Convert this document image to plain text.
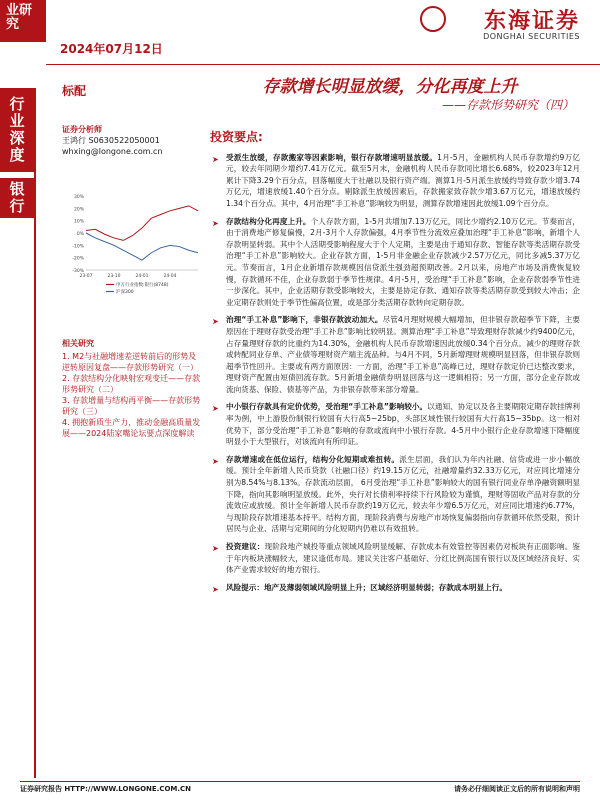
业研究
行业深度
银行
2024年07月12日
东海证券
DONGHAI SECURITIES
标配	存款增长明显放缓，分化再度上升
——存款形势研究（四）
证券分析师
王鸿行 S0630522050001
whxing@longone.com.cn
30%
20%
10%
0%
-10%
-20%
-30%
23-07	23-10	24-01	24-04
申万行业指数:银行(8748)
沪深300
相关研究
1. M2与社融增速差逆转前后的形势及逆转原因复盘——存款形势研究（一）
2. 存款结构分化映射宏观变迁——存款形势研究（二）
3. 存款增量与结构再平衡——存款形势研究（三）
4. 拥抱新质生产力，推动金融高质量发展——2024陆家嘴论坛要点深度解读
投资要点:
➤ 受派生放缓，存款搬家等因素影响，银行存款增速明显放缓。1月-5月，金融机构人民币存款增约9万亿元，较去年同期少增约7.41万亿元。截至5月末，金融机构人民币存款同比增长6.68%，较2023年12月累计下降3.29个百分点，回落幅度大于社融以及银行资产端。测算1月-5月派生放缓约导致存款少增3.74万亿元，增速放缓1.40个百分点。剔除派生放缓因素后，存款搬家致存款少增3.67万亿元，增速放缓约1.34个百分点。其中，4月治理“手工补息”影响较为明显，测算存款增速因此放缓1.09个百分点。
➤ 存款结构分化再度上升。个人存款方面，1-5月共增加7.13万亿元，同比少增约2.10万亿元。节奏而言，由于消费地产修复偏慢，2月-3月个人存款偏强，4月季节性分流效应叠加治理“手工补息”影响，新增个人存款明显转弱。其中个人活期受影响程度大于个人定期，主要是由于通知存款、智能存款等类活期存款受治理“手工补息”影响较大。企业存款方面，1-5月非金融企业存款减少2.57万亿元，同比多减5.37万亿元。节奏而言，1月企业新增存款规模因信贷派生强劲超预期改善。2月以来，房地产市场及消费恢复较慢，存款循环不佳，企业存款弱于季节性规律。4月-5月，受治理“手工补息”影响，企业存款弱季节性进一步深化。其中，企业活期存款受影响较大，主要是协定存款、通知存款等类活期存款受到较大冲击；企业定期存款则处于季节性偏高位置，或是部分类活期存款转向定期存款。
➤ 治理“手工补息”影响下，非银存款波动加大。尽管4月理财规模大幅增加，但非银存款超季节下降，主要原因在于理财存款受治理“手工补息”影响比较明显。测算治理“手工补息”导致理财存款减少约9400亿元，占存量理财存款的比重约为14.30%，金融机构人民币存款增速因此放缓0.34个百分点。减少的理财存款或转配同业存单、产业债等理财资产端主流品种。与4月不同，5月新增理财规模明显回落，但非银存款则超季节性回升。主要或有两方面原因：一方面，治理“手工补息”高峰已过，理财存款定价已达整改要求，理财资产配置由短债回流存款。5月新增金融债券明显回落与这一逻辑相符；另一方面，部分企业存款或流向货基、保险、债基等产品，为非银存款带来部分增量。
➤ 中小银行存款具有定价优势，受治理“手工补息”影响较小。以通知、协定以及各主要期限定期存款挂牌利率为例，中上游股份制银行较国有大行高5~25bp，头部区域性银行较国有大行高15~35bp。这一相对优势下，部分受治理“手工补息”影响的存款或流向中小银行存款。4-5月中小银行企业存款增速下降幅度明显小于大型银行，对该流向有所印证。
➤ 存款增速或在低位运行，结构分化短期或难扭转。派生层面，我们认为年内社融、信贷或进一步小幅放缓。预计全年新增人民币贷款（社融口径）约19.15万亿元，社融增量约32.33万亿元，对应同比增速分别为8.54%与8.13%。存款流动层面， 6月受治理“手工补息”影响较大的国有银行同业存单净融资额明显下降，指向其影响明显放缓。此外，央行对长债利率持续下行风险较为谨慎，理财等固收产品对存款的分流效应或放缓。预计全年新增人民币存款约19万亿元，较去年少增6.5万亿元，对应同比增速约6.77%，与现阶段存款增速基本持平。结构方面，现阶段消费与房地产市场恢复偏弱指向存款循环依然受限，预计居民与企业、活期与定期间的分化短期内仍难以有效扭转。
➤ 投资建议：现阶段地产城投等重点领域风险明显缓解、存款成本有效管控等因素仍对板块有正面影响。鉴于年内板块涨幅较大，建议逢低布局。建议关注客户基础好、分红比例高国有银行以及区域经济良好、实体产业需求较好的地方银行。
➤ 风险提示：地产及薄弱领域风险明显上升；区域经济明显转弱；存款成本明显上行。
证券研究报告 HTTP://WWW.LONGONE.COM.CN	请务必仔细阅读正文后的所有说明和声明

++++++++++++++++++++

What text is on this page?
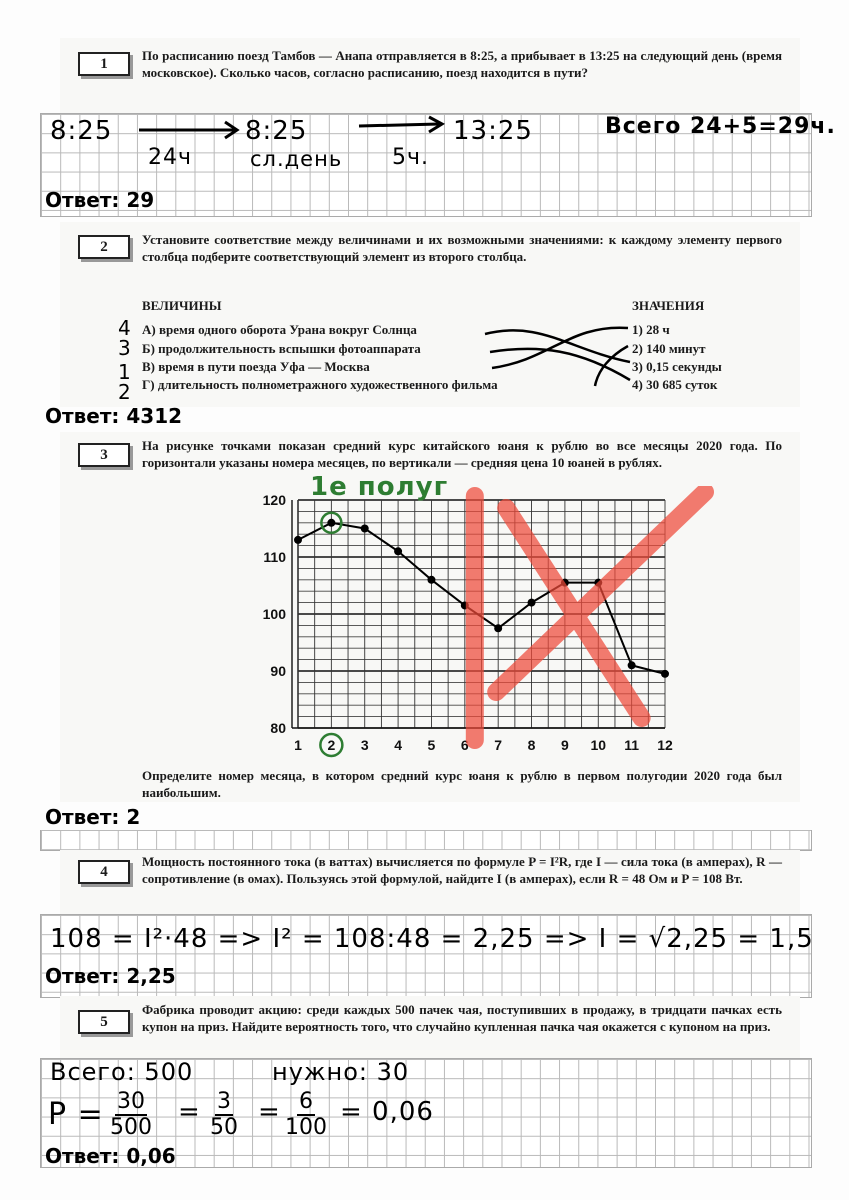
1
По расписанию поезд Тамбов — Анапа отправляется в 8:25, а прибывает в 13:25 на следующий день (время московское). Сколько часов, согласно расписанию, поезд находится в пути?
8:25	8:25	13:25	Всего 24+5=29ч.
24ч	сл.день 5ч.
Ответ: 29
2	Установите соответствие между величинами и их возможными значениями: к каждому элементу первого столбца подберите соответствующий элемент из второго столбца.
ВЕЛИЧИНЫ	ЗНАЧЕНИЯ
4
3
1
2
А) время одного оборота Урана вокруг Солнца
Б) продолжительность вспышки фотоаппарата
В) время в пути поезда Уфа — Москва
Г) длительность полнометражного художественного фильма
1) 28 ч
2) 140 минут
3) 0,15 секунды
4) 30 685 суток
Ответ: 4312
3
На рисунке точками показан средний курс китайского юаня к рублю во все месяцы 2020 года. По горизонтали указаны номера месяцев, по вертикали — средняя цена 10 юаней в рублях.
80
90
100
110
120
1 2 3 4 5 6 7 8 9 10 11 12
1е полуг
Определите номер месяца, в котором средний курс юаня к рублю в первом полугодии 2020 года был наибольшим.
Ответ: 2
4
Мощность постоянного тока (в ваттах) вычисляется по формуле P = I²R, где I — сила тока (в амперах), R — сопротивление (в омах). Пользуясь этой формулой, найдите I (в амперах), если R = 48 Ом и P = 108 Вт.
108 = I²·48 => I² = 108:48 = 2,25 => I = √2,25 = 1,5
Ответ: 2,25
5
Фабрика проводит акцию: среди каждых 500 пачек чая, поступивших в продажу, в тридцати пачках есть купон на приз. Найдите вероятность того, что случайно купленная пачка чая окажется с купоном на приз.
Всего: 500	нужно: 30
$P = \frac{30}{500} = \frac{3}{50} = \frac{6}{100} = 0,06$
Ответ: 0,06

++++++++++++++++++++

What is needed:
Lines of the material that contain the word "курс" are to be gathered.

Result:
На рисунке точками показан средний курс китайского юаня к рублю во все месяцы 2020 года. По горизонтали указаны номера месяцев, по вертикали — средняя цена 10 юаней в рублях.
Определите номер месяца, в котором средний курс юаня к рублю в первом полугодии 2020 года был наибольшим.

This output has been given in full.